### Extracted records
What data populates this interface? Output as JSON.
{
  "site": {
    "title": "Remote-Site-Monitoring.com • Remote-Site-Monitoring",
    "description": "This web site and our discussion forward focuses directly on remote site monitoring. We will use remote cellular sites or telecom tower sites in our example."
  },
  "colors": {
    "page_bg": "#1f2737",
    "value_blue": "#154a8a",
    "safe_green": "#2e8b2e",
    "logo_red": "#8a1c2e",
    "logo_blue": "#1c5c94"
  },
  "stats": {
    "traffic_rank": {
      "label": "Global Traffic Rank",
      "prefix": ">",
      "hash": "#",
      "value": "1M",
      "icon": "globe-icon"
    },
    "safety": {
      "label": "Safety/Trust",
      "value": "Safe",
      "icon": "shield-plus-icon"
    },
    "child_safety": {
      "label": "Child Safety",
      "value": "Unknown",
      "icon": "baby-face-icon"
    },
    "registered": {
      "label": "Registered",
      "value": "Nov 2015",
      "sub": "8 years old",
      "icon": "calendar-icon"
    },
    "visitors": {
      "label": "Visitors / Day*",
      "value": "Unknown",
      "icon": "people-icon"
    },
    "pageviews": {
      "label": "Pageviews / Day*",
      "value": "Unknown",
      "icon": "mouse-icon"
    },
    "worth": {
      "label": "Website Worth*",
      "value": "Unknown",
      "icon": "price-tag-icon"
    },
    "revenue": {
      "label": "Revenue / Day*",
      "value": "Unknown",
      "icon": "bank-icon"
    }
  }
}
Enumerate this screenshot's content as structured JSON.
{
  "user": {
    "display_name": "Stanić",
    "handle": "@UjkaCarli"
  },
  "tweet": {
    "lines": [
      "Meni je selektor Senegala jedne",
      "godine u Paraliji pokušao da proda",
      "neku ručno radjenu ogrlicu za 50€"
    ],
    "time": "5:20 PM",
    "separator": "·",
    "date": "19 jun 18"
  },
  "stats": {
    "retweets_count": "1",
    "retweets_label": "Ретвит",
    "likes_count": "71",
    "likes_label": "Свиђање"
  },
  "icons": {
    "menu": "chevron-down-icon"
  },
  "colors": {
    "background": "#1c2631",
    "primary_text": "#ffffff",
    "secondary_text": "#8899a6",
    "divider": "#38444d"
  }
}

### TASK DESCRIPTION
Print every entry exactly as written.

### SOLUTION FOR THIS PROBLEM
What data populates this interface? Output as JSON.
{
  "site": {
    "title": "Remote-Site-Monitoring.com • Remote-Site-Monitoring",
    "description": "This web site and our discussion forward focuses directly on remote site monitoring. We will use remote cellular sites or telecom tower sites in our example."
  },
  "colors": {
    "page_bg": "#1f2737",
    "value_blue": "#154a8a",
    "safe_green": "#2e8b2e",
    "logo_red": "#8a1c2e",
    "logo_blue": "#1c5c94"
  },
  "stats": {
    "traffic_rank": {
      "label": "Global Traffic Rank",
      "prefix": ">",
      "hash": "#",
      "value": "1M",
      "icon": "globe-icon"
    },
    "safety": {
      "label": "Safety/Trust",
      "value": "Safe",
      "icon": "shield-plus-icon"
    },
    "child_safety": {
      "label": "Child Safety",
      "value": "Unknown",
      "icon": "baby-face-icon"
    },
    "registered": {
      "label": "Registered",
      "value": "Nov 2015",
      "sub": "8 years old",
      "icon": "calendar-icon"
    },
    "visitors": {
      "label": "Visitors / Day*",
      "value": "Unknown",
      "icon": "people-icon"
    },
    "pageviews": {
      "label": "Pageviews / Day*",
      "value": "Unknown",
      "icon": "mouse-icon"
    },
    "worth": {
      "label": "Website Worth*",
      "value": "Unknown",
      "icon": "price-tag-icon"
    },
    "revenue": {
      "label": "Revenue / Day*",
      "value": "Unknown",
      "icon": "bank-icon"
    }
  }
}
Enumerate this screenshot's content as structured JSON.
{
  "user": {
    "display_name": "Stanić",
    "handle": "@UjkaCarli"
  },
  "tweet": {
    "lines": [
      "Meni je selektor Senegala jedne",
      "godine u Paraliji pokušao da proda",
      "neku ručno radjenu ogrlicu za 50€"
    ],
    "time": "5:20 PM",
    "separator": "·",
    "date": "19 jun 18"
  },
  "stats": {
    "retweets_count": "1",
    "retweets_label": "Ретвит",
    "likes_count": "71",
    "likes_label": "Свиђање"
  },
  "icons": {
    "menu": "chevron-down-icon"
  },
  "colors": {
    "background": "#1c2631",
    "primary_text": "#ffffff",
    "secondary_text": "#8899a6",
    "divider": "#38444d"
  }
}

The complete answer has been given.